Problem requirements => Pull every line with the word "képviseli" out of the entries below.

Material supplied =>
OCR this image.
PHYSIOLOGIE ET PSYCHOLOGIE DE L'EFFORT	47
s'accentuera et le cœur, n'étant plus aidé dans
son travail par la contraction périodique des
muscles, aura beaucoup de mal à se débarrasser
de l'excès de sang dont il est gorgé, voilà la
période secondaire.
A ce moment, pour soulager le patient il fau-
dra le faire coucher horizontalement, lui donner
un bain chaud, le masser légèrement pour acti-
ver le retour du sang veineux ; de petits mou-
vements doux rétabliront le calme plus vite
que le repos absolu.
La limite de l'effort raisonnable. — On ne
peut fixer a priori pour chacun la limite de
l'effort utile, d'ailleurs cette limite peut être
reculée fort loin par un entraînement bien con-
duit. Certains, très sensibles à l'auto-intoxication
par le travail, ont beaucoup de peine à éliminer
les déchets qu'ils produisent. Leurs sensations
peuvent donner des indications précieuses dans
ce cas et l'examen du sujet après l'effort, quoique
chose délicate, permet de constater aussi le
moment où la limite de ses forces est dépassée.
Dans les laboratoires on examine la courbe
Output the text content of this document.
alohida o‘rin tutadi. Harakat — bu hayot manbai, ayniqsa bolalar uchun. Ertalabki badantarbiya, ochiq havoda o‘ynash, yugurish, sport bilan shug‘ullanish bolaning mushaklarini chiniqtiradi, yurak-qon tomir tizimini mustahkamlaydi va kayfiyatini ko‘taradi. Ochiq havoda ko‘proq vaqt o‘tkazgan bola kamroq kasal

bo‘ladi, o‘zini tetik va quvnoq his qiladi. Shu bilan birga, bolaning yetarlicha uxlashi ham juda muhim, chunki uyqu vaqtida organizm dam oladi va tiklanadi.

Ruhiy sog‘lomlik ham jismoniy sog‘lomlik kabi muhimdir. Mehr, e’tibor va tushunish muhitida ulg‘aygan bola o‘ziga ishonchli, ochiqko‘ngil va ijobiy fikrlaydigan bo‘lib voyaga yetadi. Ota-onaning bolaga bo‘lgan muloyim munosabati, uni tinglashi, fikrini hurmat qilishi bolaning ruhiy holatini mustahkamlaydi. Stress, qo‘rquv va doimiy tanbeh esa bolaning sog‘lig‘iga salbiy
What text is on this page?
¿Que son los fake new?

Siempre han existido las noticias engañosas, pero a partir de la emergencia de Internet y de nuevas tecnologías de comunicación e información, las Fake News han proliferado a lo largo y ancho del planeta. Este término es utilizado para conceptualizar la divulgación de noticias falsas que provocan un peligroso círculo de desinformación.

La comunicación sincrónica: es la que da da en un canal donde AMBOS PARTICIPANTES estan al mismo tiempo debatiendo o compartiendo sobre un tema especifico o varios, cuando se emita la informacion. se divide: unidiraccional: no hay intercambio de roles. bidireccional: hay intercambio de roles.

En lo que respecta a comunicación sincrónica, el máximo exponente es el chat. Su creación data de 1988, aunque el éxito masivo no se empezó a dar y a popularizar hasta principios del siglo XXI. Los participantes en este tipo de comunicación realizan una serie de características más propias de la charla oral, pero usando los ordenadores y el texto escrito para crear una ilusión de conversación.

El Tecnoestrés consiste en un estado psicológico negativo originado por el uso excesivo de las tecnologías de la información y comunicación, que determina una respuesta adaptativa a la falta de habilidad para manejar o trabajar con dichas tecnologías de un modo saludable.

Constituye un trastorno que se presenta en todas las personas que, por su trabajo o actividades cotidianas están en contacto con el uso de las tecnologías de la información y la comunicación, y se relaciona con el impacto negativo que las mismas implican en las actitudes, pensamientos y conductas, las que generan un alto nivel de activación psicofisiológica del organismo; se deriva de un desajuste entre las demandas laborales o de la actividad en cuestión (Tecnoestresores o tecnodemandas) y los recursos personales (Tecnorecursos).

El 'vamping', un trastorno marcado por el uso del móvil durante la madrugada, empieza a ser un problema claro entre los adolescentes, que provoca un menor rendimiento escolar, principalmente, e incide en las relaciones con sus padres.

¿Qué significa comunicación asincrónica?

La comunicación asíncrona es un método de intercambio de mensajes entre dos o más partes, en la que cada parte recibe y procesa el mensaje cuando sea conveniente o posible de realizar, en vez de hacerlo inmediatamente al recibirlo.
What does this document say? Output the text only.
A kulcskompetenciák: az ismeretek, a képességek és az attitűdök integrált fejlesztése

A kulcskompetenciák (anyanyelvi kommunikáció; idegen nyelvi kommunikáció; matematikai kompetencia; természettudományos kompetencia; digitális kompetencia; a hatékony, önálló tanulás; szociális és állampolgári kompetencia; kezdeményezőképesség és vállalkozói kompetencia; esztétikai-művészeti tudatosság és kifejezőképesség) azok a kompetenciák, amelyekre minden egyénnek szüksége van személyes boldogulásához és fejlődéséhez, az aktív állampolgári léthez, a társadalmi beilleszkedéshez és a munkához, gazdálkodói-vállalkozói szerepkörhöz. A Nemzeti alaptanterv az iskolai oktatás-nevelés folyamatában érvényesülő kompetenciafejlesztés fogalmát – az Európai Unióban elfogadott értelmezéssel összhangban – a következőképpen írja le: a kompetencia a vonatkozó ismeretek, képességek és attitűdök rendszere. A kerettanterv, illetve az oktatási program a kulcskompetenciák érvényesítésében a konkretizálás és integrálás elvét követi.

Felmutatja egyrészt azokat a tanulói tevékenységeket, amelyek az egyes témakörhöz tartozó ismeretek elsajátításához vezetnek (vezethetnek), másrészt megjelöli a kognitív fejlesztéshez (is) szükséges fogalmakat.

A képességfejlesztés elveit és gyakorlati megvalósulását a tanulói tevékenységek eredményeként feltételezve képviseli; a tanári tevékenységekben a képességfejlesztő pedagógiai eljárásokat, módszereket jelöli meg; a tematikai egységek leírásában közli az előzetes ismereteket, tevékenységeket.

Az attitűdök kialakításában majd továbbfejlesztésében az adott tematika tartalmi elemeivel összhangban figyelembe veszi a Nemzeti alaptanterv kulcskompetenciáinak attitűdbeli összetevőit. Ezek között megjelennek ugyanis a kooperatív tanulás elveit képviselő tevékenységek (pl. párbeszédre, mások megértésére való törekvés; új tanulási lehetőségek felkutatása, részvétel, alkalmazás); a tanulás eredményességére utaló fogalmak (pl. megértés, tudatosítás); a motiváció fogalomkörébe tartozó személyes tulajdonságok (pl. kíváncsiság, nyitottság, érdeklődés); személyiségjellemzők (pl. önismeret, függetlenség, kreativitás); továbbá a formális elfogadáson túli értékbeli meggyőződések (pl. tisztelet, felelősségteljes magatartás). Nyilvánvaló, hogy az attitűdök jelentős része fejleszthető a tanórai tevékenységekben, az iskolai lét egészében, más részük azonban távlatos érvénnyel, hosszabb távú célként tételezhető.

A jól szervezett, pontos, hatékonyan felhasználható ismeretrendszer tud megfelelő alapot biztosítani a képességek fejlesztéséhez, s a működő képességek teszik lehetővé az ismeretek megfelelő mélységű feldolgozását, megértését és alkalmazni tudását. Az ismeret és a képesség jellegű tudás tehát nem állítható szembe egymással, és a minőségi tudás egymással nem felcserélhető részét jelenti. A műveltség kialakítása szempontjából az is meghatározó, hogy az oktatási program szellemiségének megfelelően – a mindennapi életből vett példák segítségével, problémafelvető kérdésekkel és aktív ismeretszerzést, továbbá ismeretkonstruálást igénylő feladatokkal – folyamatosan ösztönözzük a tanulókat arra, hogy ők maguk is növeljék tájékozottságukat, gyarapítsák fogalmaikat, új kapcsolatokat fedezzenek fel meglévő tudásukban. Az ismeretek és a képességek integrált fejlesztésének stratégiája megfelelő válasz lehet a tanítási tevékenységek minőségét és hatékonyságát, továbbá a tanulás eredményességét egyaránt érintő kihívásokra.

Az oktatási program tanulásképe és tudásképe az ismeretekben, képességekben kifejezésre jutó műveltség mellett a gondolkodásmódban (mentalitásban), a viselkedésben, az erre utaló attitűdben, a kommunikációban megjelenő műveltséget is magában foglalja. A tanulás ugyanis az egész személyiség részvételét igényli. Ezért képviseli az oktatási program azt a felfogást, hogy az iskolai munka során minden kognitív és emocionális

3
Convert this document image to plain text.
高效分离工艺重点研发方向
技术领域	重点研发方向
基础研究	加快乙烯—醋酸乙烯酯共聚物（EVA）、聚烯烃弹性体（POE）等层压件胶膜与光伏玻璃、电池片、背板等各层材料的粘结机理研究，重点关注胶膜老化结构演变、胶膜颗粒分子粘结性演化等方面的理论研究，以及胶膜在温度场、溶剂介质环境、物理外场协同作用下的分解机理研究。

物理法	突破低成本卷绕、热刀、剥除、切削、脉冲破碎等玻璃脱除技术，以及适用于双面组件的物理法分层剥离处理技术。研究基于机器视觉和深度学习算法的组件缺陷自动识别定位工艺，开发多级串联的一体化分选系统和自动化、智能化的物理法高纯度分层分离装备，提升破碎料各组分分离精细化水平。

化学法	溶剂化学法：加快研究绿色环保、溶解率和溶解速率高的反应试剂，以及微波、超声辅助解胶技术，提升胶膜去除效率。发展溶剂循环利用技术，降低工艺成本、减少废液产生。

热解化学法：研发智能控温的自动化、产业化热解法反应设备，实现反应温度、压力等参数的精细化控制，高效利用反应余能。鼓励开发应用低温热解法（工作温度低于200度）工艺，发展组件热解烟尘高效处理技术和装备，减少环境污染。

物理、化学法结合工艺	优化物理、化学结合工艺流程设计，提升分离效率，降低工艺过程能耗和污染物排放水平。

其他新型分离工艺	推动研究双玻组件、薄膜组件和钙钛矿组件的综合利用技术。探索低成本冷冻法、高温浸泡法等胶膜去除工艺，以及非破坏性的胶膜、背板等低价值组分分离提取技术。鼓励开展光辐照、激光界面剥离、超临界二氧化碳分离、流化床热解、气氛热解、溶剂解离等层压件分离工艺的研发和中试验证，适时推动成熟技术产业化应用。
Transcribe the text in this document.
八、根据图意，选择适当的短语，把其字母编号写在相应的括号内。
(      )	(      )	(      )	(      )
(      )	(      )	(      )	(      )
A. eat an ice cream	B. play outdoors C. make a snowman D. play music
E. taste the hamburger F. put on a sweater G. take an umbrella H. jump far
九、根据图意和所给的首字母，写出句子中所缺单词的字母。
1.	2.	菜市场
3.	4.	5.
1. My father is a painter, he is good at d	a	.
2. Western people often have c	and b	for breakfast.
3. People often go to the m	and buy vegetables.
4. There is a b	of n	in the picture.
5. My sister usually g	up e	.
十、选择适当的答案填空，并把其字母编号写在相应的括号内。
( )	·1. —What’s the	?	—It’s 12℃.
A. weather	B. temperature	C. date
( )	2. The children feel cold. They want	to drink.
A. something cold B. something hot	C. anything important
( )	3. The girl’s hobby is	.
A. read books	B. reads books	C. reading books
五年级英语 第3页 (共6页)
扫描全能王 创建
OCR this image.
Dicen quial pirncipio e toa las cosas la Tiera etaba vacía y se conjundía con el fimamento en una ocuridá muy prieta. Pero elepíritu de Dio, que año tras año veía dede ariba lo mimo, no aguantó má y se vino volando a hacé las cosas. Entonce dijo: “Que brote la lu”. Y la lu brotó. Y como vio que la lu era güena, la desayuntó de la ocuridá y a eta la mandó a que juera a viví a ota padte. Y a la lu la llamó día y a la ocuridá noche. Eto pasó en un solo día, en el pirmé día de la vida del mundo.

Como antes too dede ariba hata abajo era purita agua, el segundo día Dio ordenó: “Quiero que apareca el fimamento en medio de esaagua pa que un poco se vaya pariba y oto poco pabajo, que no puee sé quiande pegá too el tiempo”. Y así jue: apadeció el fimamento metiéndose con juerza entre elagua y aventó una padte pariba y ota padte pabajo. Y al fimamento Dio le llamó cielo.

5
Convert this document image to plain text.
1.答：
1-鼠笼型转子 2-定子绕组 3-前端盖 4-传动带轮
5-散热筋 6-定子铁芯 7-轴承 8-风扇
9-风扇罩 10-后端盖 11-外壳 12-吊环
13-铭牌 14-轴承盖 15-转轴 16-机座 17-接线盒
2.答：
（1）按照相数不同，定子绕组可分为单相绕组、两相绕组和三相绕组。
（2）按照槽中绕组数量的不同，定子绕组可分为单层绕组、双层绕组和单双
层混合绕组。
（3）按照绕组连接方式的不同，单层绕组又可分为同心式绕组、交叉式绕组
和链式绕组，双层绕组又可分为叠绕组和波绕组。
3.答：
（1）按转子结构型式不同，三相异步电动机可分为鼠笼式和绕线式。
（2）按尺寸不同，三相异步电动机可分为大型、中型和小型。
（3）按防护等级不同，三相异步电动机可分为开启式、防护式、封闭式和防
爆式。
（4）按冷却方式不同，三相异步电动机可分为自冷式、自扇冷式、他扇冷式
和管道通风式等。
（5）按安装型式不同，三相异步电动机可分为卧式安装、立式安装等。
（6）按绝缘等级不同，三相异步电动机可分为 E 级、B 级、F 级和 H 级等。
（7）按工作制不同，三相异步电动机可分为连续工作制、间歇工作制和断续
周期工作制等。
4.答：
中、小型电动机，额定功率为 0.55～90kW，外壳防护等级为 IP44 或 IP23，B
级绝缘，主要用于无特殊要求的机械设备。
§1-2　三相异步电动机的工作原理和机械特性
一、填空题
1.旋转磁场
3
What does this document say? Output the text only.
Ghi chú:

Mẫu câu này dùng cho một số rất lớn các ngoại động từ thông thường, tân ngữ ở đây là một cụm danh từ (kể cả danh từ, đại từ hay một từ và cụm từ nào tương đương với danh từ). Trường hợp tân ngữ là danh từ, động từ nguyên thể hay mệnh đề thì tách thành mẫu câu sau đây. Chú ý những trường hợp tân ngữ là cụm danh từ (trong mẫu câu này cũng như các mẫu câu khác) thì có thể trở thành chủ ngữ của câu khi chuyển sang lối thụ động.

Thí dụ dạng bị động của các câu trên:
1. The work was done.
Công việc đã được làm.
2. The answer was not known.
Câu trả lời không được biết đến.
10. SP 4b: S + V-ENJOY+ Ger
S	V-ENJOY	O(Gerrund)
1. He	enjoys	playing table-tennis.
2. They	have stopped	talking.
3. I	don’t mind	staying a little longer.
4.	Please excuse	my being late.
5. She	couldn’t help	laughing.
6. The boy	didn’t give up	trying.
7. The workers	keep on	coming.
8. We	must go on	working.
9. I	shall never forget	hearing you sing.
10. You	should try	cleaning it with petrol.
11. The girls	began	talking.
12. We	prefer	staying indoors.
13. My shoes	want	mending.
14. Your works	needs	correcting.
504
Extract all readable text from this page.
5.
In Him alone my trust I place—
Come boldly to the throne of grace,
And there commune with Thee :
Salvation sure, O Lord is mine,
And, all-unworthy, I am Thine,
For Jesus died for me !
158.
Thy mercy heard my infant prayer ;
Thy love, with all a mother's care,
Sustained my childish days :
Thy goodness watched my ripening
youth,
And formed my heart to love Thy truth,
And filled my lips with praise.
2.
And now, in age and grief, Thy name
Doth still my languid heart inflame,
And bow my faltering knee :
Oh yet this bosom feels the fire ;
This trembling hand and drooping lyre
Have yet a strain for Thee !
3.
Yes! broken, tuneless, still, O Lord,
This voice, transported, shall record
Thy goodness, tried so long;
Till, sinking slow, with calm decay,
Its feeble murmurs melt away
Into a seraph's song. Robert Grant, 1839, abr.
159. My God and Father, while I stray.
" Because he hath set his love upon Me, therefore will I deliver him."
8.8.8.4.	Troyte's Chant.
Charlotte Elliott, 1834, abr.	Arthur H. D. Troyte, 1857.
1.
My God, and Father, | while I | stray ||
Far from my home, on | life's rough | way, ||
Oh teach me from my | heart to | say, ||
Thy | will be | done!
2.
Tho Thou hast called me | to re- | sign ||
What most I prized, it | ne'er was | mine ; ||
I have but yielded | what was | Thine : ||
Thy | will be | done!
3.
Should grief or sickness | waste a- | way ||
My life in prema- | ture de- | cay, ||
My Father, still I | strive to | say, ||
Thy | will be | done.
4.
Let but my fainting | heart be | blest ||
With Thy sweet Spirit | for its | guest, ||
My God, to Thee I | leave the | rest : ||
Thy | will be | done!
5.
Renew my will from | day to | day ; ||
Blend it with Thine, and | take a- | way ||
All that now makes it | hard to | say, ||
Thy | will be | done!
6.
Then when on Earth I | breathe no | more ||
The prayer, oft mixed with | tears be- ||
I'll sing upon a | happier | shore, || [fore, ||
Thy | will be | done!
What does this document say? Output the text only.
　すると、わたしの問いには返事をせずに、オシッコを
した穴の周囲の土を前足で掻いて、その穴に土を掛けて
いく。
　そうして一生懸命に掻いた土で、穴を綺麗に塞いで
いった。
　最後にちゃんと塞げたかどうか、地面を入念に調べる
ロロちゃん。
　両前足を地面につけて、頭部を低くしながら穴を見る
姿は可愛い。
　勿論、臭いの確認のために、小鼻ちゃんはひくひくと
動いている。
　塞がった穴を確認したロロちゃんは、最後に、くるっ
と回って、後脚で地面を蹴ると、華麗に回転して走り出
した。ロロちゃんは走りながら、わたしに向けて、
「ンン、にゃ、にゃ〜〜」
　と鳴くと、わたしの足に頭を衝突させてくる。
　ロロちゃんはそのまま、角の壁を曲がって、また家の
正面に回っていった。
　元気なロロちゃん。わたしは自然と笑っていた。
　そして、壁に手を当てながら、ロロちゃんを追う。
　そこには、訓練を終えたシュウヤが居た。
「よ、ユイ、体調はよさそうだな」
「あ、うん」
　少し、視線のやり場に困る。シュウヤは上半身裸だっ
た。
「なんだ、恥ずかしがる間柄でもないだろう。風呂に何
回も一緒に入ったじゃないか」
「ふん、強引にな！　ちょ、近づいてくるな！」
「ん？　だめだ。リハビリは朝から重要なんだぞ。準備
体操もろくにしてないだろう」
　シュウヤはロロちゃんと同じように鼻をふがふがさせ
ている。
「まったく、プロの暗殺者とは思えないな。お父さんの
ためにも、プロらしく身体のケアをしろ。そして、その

Response for this exercise =>
A képességfejlesztés elveit és gyakorlati megvalósulását a tanulói tevékenységek eredményeként feltételezve képviseli; a tanári tevékenységekben a képességfejlesztő pedagógiai eljárásokat, módszereket jelöli meg; a tematikai egységek leírásában közli az előzetes ismereteket, tevékenységeket.
Az oktatási program tanulásképe és tudásképe az ismeretekben, képességekben kifejezésre jutó műveltség mellett a gondolkodásmódban (mentalitásban), a viselkedésben, az erre utaló attitűdben, a kommunikációban megjelenő műveltséget is magában foglalja. A tanulás ugyanis az egész személyiség részvételét igényli. Ezért képviseli az oktatási program azt a felfogást, hogy az iskolai munka során minden kognitív és emocionális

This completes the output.